__Provided records__
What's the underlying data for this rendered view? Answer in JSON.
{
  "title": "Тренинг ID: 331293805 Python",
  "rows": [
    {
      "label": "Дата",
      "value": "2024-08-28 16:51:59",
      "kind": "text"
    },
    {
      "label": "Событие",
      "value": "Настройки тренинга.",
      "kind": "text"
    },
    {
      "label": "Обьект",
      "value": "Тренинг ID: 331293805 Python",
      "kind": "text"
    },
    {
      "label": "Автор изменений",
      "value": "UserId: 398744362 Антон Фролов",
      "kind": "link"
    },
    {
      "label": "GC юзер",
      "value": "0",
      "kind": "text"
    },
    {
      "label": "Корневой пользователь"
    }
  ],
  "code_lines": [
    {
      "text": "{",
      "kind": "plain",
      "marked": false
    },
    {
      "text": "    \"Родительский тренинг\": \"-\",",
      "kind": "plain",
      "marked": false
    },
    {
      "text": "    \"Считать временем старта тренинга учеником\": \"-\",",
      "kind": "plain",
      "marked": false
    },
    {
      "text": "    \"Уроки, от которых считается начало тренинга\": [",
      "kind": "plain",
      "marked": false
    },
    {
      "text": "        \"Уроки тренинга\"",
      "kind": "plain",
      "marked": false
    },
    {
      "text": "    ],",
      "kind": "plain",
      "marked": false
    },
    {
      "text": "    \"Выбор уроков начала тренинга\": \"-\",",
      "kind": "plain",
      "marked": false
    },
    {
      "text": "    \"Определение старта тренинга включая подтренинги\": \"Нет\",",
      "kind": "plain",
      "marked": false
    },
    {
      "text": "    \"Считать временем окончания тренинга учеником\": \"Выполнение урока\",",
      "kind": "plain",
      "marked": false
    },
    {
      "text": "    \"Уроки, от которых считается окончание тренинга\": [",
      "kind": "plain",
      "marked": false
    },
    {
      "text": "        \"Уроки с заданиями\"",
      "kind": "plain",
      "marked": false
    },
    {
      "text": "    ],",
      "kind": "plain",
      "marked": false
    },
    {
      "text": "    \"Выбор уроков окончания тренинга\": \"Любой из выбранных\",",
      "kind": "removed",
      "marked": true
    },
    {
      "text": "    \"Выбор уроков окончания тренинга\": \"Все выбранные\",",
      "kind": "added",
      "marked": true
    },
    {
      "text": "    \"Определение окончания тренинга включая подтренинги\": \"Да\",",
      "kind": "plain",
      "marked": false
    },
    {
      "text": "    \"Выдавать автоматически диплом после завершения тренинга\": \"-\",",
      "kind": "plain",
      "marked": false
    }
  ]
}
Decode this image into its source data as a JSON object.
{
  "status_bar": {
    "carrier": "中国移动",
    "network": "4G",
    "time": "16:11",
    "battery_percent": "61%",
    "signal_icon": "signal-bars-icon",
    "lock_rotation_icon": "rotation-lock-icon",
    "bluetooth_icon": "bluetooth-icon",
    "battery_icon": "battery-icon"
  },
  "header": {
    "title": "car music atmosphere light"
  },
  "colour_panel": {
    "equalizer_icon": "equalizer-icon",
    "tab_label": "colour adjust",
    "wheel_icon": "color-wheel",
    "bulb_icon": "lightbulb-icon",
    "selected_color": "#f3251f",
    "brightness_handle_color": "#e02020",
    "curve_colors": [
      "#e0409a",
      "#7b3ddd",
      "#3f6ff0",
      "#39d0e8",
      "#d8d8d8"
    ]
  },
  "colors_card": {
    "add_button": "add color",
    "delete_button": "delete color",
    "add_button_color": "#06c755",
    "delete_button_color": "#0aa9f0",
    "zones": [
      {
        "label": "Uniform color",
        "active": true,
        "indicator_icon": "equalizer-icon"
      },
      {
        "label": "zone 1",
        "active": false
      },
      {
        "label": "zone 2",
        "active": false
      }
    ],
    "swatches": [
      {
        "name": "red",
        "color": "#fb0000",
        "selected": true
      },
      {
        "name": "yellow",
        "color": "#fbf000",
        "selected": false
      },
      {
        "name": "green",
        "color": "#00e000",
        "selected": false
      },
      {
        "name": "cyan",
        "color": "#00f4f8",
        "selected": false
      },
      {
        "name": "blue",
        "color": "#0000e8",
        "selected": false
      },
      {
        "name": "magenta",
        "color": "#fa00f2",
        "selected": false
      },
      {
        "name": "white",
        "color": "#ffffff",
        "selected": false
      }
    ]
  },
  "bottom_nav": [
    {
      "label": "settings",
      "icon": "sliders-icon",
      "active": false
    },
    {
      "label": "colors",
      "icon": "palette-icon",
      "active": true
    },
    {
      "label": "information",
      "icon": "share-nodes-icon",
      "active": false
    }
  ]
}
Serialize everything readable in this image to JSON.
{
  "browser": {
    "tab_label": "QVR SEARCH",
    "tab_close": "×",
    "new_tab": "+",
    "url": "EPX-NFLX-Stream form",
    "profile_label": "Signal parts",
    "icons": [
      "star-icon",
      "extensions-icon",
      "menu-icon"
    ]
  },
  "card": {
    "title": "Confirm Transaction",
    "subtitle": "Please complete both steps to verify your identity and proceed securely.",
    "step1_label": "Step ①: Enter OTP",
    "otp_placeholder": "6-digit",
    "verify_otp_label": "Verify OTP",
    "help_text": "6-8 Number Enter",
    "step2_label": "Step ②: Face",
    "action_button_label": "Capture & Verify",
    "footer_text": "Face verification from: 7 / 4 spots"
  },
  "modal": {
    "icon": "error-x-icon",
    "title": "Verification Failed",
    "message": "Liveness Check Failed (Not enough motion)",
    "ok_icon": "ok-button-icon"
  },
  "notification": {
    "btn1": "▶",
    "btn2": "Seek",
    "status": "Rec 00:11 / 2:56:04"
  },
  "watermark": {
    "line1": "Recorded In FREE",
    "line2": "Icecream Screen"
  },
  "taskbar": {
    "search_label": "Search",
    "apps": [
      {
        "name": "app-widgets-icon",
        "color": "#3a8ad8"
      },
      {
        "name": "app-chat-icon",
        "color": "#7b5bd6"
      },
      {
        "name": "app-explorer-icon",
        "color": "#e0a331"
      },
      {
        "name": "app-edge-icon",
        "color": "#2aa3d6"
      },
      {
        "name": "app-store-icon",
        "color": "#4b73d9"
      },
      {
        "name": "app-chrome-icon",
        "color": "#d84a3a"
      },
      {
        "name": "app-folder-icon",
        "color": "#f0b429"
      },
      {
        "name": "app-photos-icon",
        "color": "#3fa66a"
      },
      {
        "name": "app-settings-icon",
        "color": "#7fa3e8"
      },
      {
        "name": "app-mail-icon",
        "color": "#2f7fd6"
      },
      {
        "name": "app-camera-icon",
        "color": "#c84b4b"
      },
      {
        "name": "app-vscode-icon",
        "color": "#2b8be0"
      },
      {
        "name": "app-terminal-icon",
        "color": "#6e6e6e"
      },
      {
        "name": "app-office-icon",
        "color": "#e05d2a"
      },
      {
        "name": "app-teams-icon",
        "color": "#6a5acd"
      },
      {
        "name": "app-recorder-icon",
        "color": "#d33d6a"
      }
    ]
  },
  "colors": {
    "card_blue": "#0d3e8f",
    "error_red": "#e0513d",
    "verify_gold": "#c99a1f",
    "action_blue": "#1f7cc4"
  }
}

__What you need to do__
Pick out each line above that includes "value" and show it.

__Output of the exercise__
      "value": "2024-08-28 16:51:59",
      "value": "Настройки тренинга.",
      "value": "Тренинг ID: 331293805 Python",
      "value": "UserId: 398744362 Антон Фролов",
      "value": "0",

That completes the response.